→ **TEXT SEGMENT**
▬▬▬▬▬▬▬▬▬▬

In order to achieve the 1024-bit RSA equivalent security, parameter p is selected as a 160-bit large prime. Assuming the same system model, the parameters of the three schemes for comparison, i.e. EC-EG, RCDA and IPHCDA, are also selected based on the same security level. The comparison of computation overhead of the three secure data aggregation schemes with our proposal is shown in Table 2, where the computation overhead of CH is the overhead of aggregating data from two cluster members; H is hash function; M160, M271 and Mn respectively denote 160-bit, 271-bit and n-bit scalar point multiplication; A160, A271, and An respectively denote 160-bit, 271-bit, and n-bit elliptic curve point addition; n is (k+1)|q|, and q is a 341-bit prime.
Table 2.Comparison of computation overhead.
Since we are comparing schemes built upon different parameters, it becomes important to have a base unit of measurement common to all schemes in order to fairly compare them. We choose that unit to be 1024-bit modular multiplications and follow the same methodology for comparison as in [24]. We convert the elliptic curve scalar point multiplication and point addition of different parameters to 1024-bit modular multiplications.
The comparison results of computation cost for the sensor node and the cluster node are shown in Fig. 2 and Fig. 3 respectively. For the sensor node, our proposal and the EC-EG scheme cost the least, since compared to EC-EG our proposal only needs one more hash function operation, which is negligible compared to the public key operations such as scalar point multiplication and point addition. The computational overhead of our proposal is only 29.2% of the RCDA scheme, and much lower than the IPHCDA scheme. For the cluster head, our proposal and the EC-EG scheme are comparable and cost the least. The aggregation overhead of our proposal is only 40.6% of the RCDA, and respectively 2.4%, 1.4% of the IPHCDA when k=2 and k=3. Therefore, our proposal has a significant advantage over the similar type of schemes in terms of computation overhead.

▬▬▬▬▬▬▬▬▬▬

→ **SET TASK A**
Set down the passage on computation overhead between "The comparison results" and "terms of computation overhead.", inclusive.
→ **SET TASK B**
In the passage on computation overhead, why do the authors convert every scheme's operations into a single base unit? Answer in one to three sentences.
→ **SET TASK C**
In the passage on computation overhead, what is the bit length of the prime q?
The material after this point comes from a different source than the passage on computation overhead.

→ **PROVIDED DATA**
▬▬▬▬▬▬▬▬▬▬

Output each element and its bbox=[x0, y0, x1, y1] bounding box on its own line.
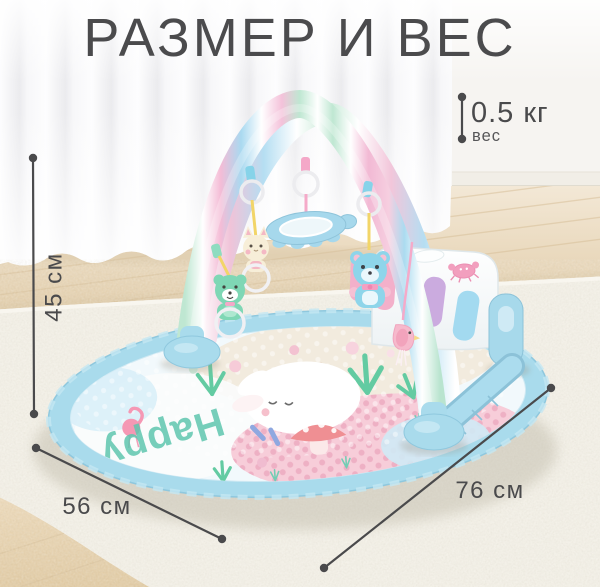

▬▬▬▬▬▬▬▬▬▬

→ **RIGHT ANSWER A**
The comparison results of computation cost for the sensor node and the cluster node are shown in Fig. 2 and Fig. 3 respectively. For the sensor node, our proposal and the EC-EG scheme cost the least, since compared to EC-EG our proposal only needs one more hash function operation, which is negligible compared to the public key operations such as scalar point multiplication and point addition. The computational overhead of our proposal is only 29.2% of the RCDA scheme, and much lower than the IPHCDA scheme. For the cluster head, our proposal and the EC-EG scheme are comparable and cost the least. The aggregation overhead of our proposal is only 40.6% of the RCDA, and respectively 2.4%, 1.4% of the IPHCDA when k=2 and k=3. Therefore, our proposal has a significant advantage over the similar type of schemes in terms of computation overhead.

→ **RIGHT ANSWER B**
The schemes being compared are built on different parameters, so a base unit of measurement common to all of them is needed for a fair comparison. The authors choose 1024-bit modular multiplications as that unit and convert the elliptic curve scalar point multiplications and point additions into it.

→ **RIGHT ANSWER C**
The prime q is 341 bits.